Set task:
Transcribe the listing exactly, leaving out every picture.

Task inputs:
════════════════════
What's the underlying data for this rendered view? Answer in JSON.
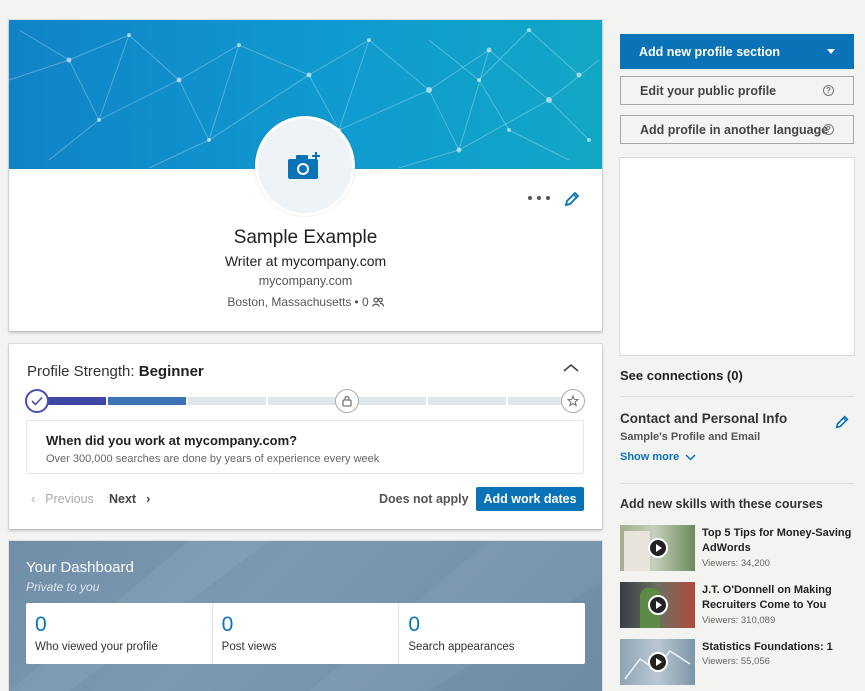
{
  "profile": {
    "name": "Sample Example",
    "headline": "Writer at mycompany.com",
    "company": "mycompany.com",
    "location": "Boston, Massachusetts",
    "connections_count": "• 0"
  },
  "strength": {
    "label": "Profile Strength:",
    "level": "Beginner",
    "completed_segments": 2,
    "total_segments": 7,
    "question_title": "When did you work at mycompany.com?",
    "question_sub": "Over 300,000 searches are done by years of experience every week",
    "previous_label": "Previous",
    "next_label": "Next",
    "does_not_apply_label": "Does not apply",
    "add_work_dates_label": "Add work dates",
    "colors": {
      "segment_1": "#3e48a4",
      "segment_2": "#3d72b5",
      "segment_empty": "#e1e6ea"
    }
  },
  "dashboard": {
    "title": "Your Dashboard",
    "subtitle": "Private to you",
    "stats": [
      {
        "value": "0",
        "label": "Who viewed your profile"
      },
      {
        "value": "0",
        "label": "Post views"
      },
      {
        "value": "0",
        "label": "Search appearances"
      }
    ]
  },
  "sidebar": {
    "add_section_label": "Add new profile section",
    "edit_public_profile_label": "Edit your public profile",
    "add_language_label": "Add profile in another language",
    "see_connections_label": "See connections (0)",
    "contact_title": "Contact and Personal Info",
    "contact_sub": "Sample's Profile and Email",
    "show_more_label": "Show more",
    "courses_title": "Add new skills with these courses",
    "courses": [
      {
        "title": "Top 5 Tips for Money-Saving AdWords",
        "viewers": "Viewers: 34,200"
      },
      {
        "title": "J.T. O'Donnell on Making Recruiters Come to You",
        "viewers": "Viewers: 310,089"
      },
      {
        "title": "Statistics Foundations: 1",
        "viewers": "Viewers: 55,056"
      }
    ]
  },
  "icons": {
    "camera": "camera-plus-icon",
    "more": "more-horizontal-icon",
    "edit": "pencil-icon",
    "connections": "people-icon",
    "collapse": "chevron-up-icon",
    "lock": "lock-icon",
    "star": "star-icon",
    "check": "check-icon",
    "help": "help-circle-icon",
    "play": "play-icon"
  },
  "colors": {
    "accent": "#0a73b8",
    "banner": "#0f9bd0"
  }
}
════════════════════
Finished answer:
What's the underlying data for this rendered view? Answer in JSON.
{
  "profile": {
    "name": "Sample Example",
    "headline": "Writer at mycompany.com",
    "company": "mycompany.com",
    "location": "Boston, Massachusetts",
    "connections_count": "• 0"
  },
  "strength": {
    "label": "Profile Strength:",
    "level": "Beginner",
    "completed_segments": 2,
    "total_segments": 7,
    "question_title": "When did you work at mycompany.com?",
    "question_sub": "Over 300,000 searches are done by years of experience every week",
    "previous_label": "Previous",
    "next_label": "Next",
    "does_not_apply_label": "Does not apply",
    "add_work_dates_label": "Add work dates",
    "colors": {
      "segment_1": "#3e48a4",
      "segment_2": "#3d72b5",
      "segment_empty": "#e1e6ea"
    }
  },
  "dashboard": {
    "title": "Your Dashboard",
    "subtitle": "Private to you",
    "stats": [
      {
        "value": "0",
        "label": "Who viewed your profile"
      },
      {
        "value": "0",
        "label": "Post views"
      },
      {
        "value": "0",
        "label": "Search appearances"
      }
    ]
  },
  "sidebar": {
    "add_section_label": "Add new profile section",
    "edit_public_profile_label": "Edit your public profile",
    "add_language_label": "Add profile in another language",
    "see_connections_label": "See connections (0)",
    "contact_title": "Contact and Personal Info",
    "contact_sub": "Sample's Profile and Email",
    "show_more_label": "Show more",
    "courses_title": "Add new skills with these courses",
    "courses": [
      {
        "title": "Top 5 Tips for Money-Saving AdWords",
        "viewers": "Viewers: 34,200"
      },
      {
        "title": "J.T. O'Donnell on Making Recruiters Come to You",
        "viewers": "Viewers: 310,089"
      },
      {
        "title": "Statistics Foundations: 1",
        "viewers": "Viewers: 55,056"
      }
    ]
  },
  "icons": {
    "camera": "camera-plus-icon",
    "more": "more-horizontal-icon",
    "edit": "pencil-icon",
    "connections": "people-icon",
    "collapse": "chevron-up-icon",
    "lock": "lock-icon",
    "star": "star-icon",
    "check": "check-icon",
    "help": "help-circle-icon",
    "play": "play-icon"
  },
  "colors": {
    "accent": "#0a73b8",
    "banner": "#0f9bd0"
  }
}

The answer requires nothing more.